Data section
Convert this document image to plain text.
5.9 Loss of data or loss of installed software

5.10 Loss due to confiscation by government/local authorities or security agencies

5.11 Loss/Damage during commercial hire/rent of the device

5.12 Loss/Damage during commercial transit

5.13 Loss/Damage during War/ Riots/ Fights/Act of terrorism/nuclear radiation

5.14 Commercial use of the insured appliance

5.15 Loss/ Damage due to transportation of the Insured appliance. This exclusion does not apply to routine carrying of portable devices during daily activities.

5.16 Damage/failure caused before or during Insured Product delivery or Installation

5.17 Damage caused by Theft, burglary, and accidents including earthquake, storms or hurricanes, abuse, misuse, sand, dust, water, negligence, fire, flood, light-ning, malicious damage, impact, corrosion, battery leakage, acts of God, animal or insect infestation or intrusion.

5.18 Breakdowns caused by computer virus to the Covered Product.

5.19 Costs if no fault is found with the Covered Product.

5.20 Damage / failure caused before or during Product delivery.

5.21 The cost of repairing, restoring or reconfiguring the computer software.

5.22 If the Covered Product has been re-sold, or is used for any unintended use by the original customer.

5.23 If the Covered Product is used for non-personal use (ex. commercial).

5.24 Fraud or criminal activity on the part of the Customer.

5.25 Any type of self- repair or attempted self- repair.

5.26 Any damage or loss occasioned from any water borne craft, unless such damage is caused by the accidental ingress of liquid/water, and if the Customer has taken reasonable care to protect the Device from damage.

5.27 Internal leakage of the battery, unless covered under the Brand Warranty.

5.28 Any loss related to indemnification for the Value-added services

* * *

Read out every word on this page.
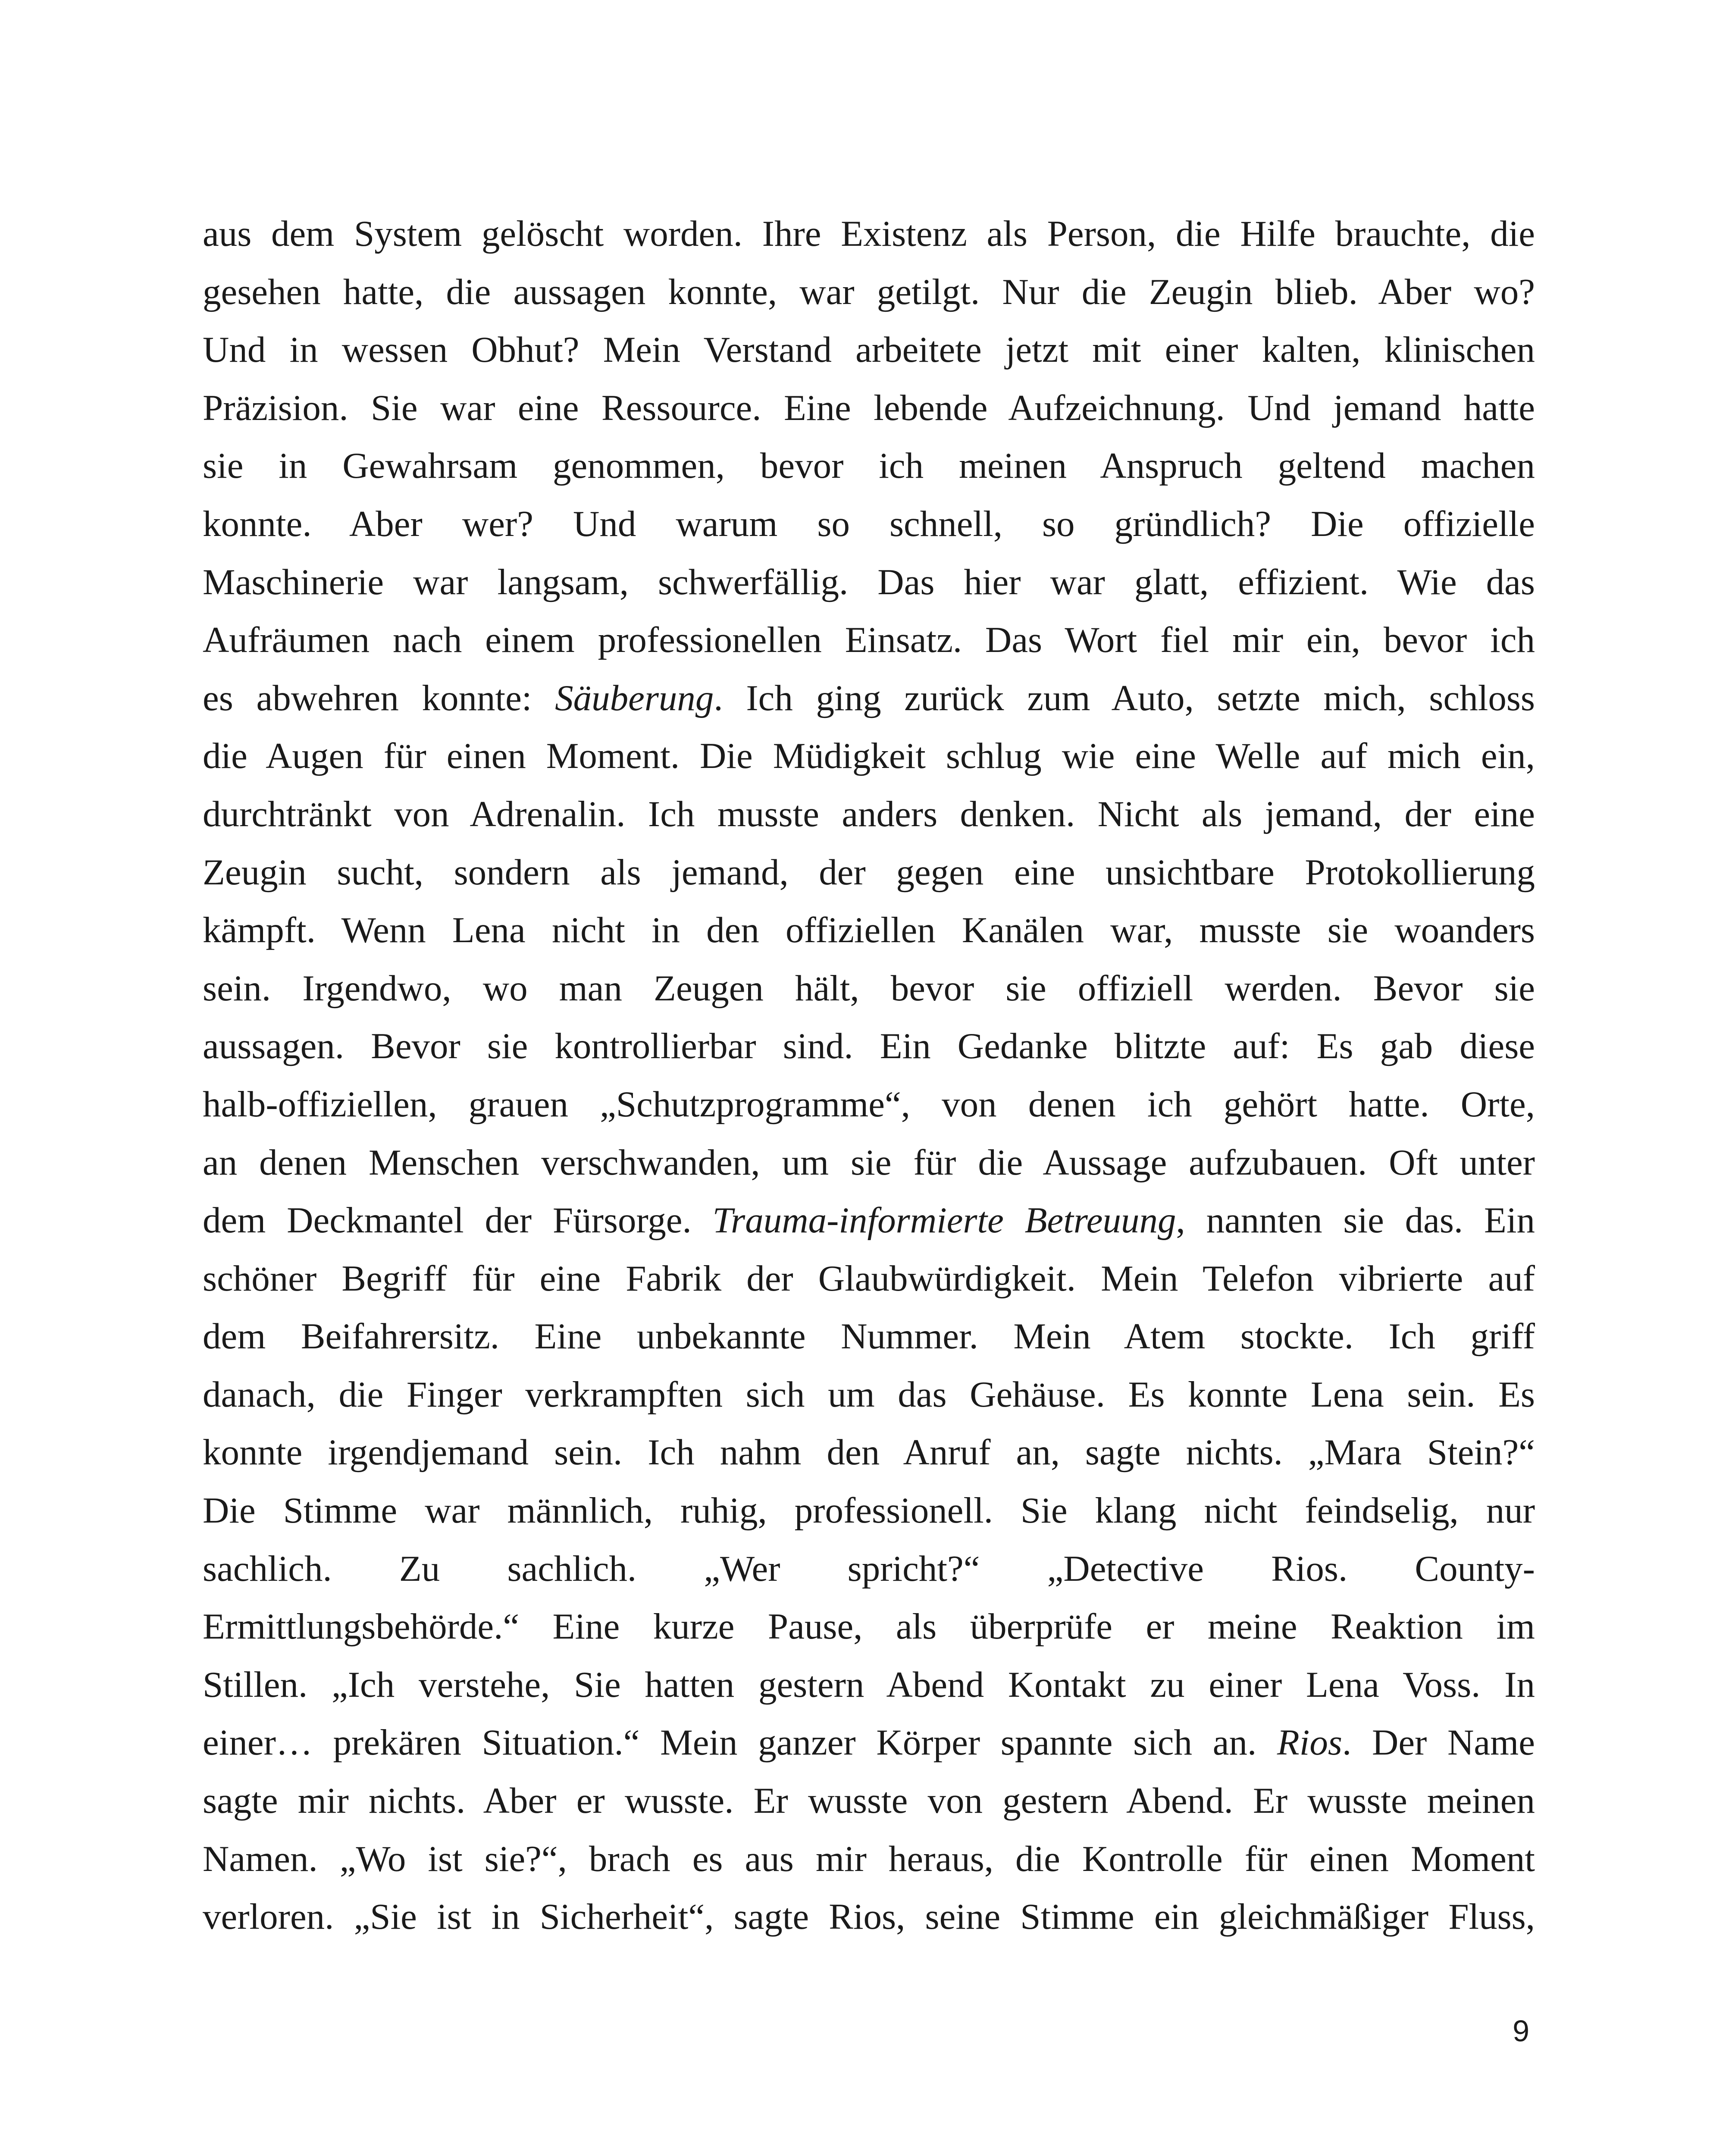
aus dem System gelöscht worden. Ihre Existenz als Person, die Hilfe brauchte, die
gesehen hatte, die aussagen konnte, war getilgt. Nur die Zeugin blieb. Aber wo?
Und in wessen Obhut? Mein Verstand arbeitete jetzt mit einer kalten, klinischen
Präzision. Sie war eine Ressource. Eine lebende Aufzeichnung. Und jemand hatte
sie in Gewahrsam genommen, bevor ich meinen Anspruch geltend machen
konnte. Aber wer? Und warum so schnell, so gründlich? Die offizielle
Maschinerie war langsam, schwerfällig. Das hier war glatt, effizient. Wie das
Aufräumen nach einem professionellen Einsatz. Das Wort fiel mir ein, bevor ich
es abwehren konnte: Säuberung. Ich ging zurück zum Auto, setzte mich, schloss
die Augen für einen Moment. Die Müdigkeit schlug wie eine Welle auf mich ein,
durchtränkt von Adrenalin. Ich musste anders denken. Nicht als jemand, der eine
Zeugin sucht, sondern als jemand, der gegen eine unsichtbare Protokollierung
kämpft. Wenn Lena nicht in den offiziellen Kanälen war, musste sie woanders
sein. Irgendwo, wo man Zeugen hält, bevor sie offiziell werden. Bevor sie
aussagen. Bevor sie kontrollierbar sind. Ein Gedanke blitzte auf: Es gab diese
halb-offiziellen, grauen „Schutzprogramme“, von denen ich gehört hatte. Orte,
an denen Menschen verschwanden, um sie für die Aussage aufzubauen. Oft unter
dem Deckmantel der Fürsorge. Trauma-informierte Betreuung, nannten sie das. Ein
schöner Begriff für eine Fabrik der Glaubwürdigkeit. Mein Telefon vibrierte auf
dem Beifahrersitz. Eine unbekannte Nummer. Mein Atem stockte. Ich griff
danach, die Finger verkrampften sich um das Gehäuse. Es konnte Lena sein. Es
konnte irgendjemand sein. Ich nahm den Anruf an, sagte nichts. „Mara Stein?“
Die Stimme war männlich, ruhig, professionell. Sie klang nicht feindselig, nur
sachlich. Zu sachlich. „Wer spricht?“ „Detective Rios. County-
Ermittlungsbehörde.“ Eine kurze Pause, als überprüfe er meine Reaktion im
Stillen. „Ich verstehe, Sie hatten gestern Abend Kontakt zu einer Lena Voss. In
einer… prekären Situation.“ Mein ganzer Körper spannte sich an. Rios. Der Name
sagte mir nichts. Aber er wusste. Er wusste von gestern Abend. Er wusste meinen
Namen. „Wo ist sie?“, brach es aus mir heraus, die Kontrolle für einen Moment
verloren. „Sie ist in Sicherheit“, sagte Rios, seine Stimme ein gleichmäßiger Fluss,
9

What the task requires
Return each line of the data that contains the string "battery".

Task solution
5.17 Damage caused by Theft, burglary, and accidents including earthquake, storms or hurricanes, abuse, misuse, sand, dust, water, negligence, fire, flood, light-ning, malicious damage, impact, corrosion, battery leakage, acts of God, animal or insect infestation or intrusion.
5.27 Internal leakage of the battery, unless covered under the Brand Warranty.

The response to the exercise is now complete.